** begin Records for the task **
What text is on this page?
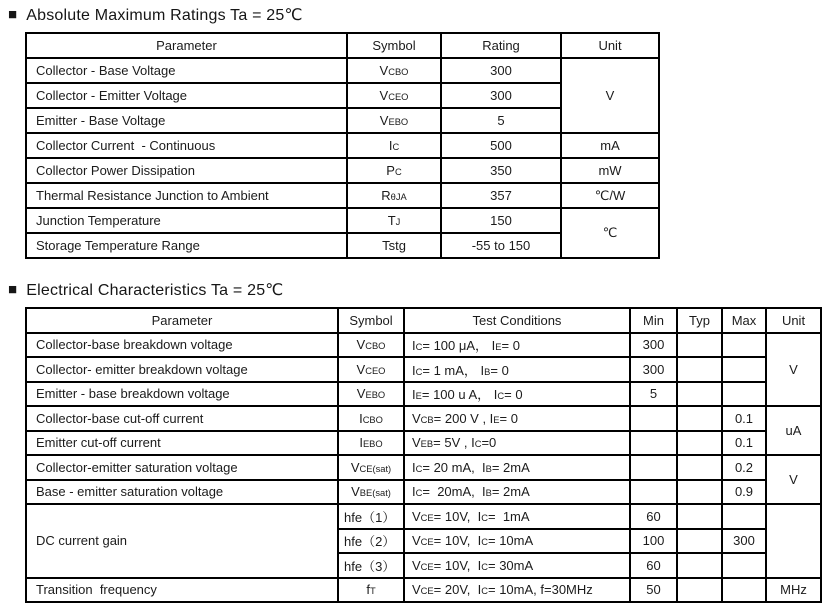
■ Absolute Maximum Ratings Ta = 25℃
Parameter	Symbol	Rating	Unit
Collector - Base Voltage	VCBO	300	V
Collector - Emitter Voltage	VCEO	300	
Emitter - Base Voltage	VEBO	5	
Collector Current  - Continuous	IC	500	mA
Collector Power Dissipation	PC	350	mW
Thermal Resistance Junction to Ambient	RθJA	357	℃/W
Junction Temperature	TJ	150	℃
Storage Temperature Range	Tstg	-55 to 150	
■ Electrical Characteristics Ta = 25℃
Parameter	Symbol	Test Conditions	Min	Typ	Max	Unit
Collector-base breakdown voltage	VCBO	IC= 100 μA， IE= 0	300			V
Collector- emitter breakdown voltage	VCEO	IC= 1 mA， IB= 0	300			
Emitter - base breakdown voltage	VEBO	IE= 100 u A， IC= 0	5			
Collector-base cut-off current	ICBO	VCB= 200 V , IE= 0			0.1	uA
Emitter cut-off current	IEBO	VEB= 5V , IC=0			0.1	
Collector-emitter saturation voltage	VCE(sat)	IC= 20 mA,  IB= 2mA			0.2	V
Base - emitter saturation voltage	VBE(sat)	IC=  20mA,  IB= 2mA			0.9	
DC current gain	hfe（1）	VCE= 10V,  IC=  1mA	60			
	hfe（2）	VCE= 10V,  IC= 10mA	100		300	
	hfe（3）	VCE= 10V,  IC= 30mA	60			
Transition  frequency	fT	VCE= 20V,  IC= 10mA, f=30MHz	50			MHz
** end Records for the task **
*Aim*
Repeat the records above exactly, omitting every picture.

*Worked answer*
What text is on this page?
■ Absolute Maximum Ratings Ta = 25℃
Parameter	Symbol	Rating	Unit
Collector - Base Voltage	VCBO	300	V
Collector - Emitter Voltage	VCEO	300	
Emitter - Base Voltage	VEBO	5	
Collector Current  - Continuous	IC	500	mA
Collector Power Dissipation	PC	350	mW
Thermal Resistance Junction to Ambient	RθJA	357	℃/W
Junction Temperature	TJ	150	℃
Storage Temperature Range	Tstg	-55 to 150	
■ Electrical Characteristics Ta = 25℃
Parameter	Symbol	Test Conditions	Min	Typ	Max	Unit
Collector-base breakdown voltage	VCBO	IC= 100 μA， IE= 0	300			V
Collector- emitter breakdown voltage	VCEO	IC= 1 mA， IB= 0	300			
Emitter - base breakdown voltage	VEBO	IE= 100 u A， IC= 0	5			
Collector-base cut-off current	ICBO	VCB= 200 V , IE= 0			0.1	uA
Emitter cut-off current	IEBO	VEB= 5V , IC=0			0.1	
Collector-emitter saturation voltage	VCE(sat)	IC= 20 mA,  IB= 2mA			0.2	V
Base - emitter saturation voltage	VBE(sat)	IC=  20mA,  IB= 2mA			0.9	
DC current gain	hfe（1）	VCE= 10V,  IC=  1mA	60			
	hfe（2）	VCE= 10V,  IC= 10mA	100		300	
	hfe（3）	VCE= 10V,  IC= 30mA	60			
Transition  frequency	fT	VCE= 20V,  IC= 10mA, f=30MHz	50			MHz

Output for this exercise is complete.